*PROBLEM REQUIREMENTS:* Output every entry exactly as written, skipping any pictures.

*DATASET:*
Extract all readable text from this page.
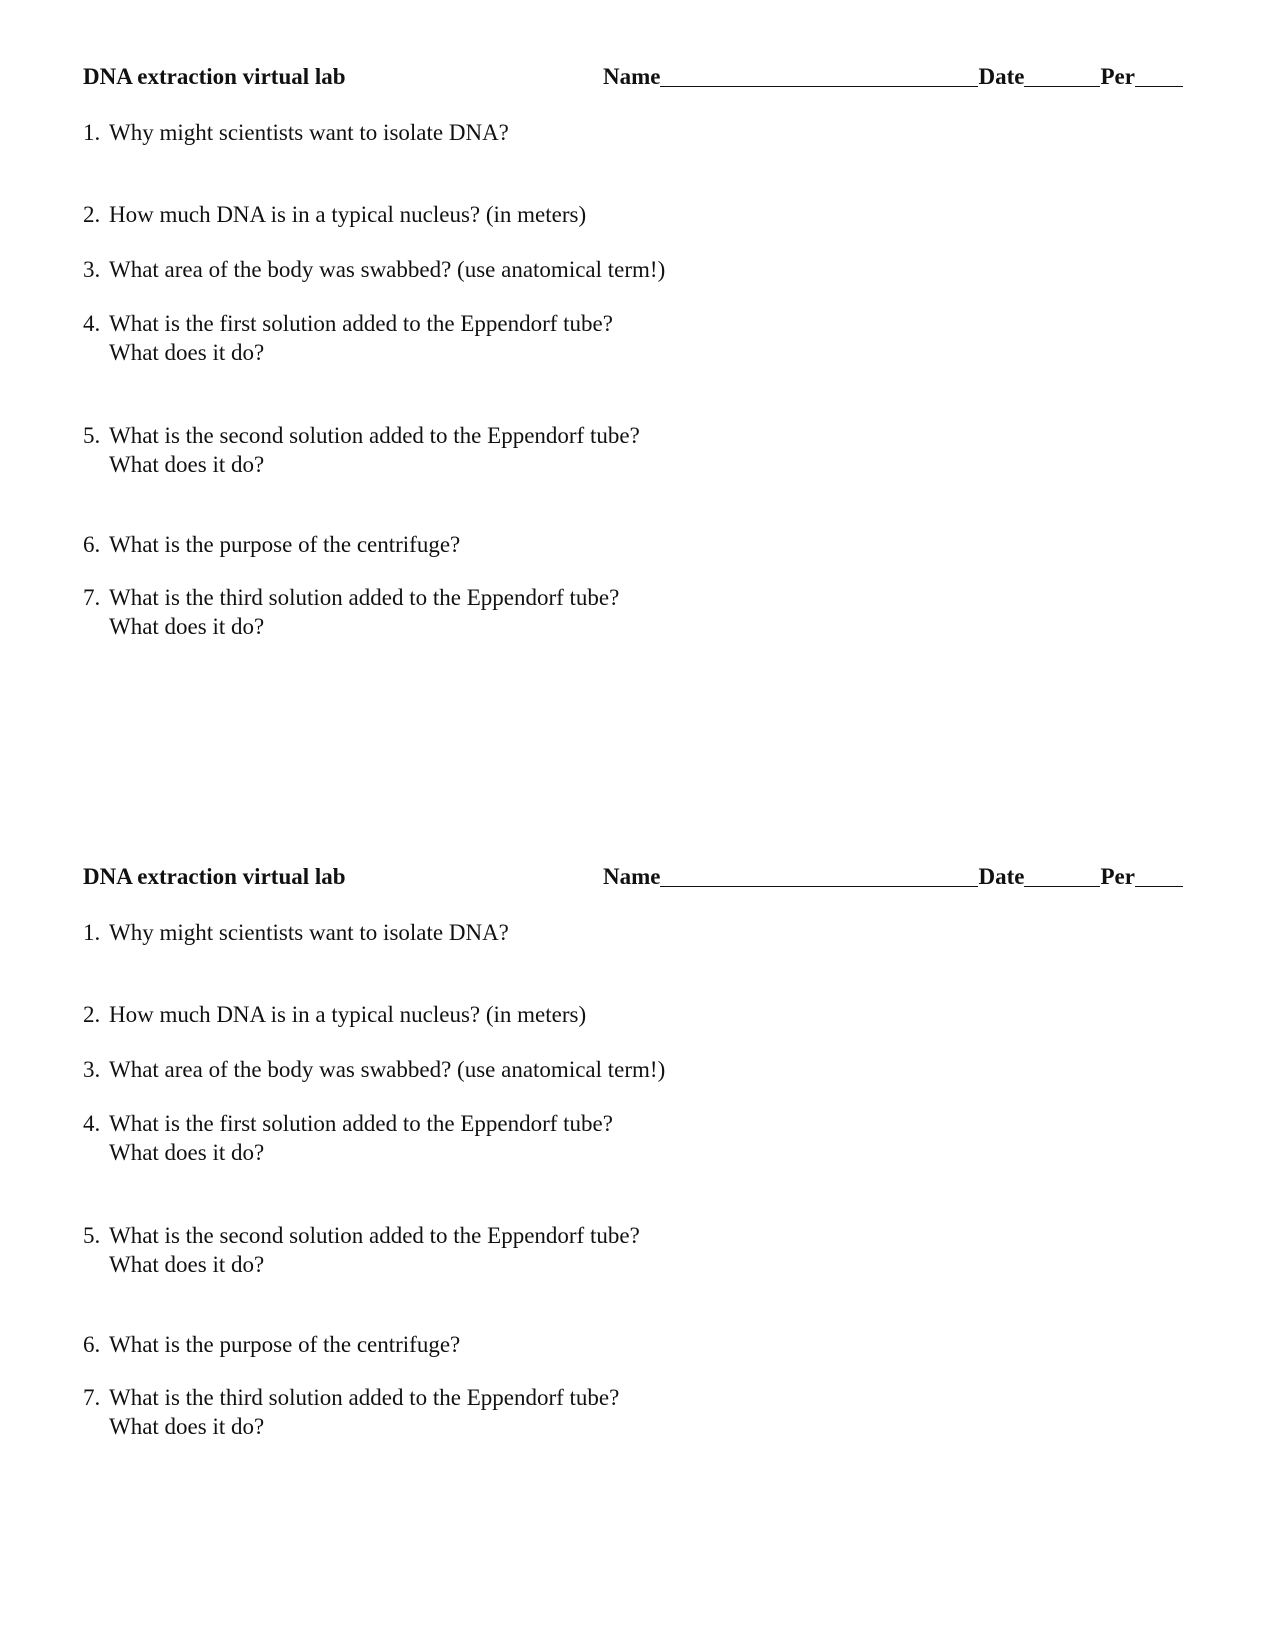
DNA extraction virtual lab	Name	Date	Per
1. Why might scientists want to isolate DNA?
2. How much DNA is in a typical nucleus? (in meters)
3. What area of the body was swabbed? (use anatomical term!)
4. What is the first solution added to the Eppendorf tube?
What does it do?
5. What is the second solution added to the Eppendorf tube?
What does it do?
6. What is the purpose of the centrifuge?
7. What is the third solution added to the Eppendorf tube?
What does it do?
DNA extraction virtual lab	Name	Date	Per
1. Why might scientists want to isolate DNA?
2. How much DNA is in a typical nucleus? (in meters)
3. What area of the body was swabbed? (use anatomical term!)
4. What is the first solution added to the Eppendorf tube?
What does it do?
5. What is the second solution added to the Eppendorf tube?
What does it do?
6. What is the purpose of the centrifuge?
7. What is the third solution added to the Eppendorf tube?
What does it do?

*OUTPUT OF THE EXERCISE:*
Extract all readable text from this page.
DNA extraction virtual lab	Name	Date	Per
1. Why might scientists want to isolate DNA?
2. How much DNA is in a typical nucleus? (in meters)
3. What area of the body was swabbed? (use anatomical term!)
4. What is the first solution added to the Eppendorf tube?
What does it do?
5. What is the second solution added to the Eppendorf tube?
What does it do?
6. What is the purpose of the centrifuge?
7. What is the third solution added to the Eppendorf tube?
What does it do?
DNA extraction virtual lab	Name	Date	Per
1. Why might scientists want to isolate DNA?
2. How much DNA is in a typical nucleus? (in meters)
3. What area of the body was swabbed? (use anatomical term!)
4. What is the first solution added to the Eppendorf tube?
What does it do?
5. What is the second solution added to the Eppendorf tube?
What does it do?
6. What is the purpose of the centrifuge?
7. What is the third solution added to the Eppendorf tube?
What does it do?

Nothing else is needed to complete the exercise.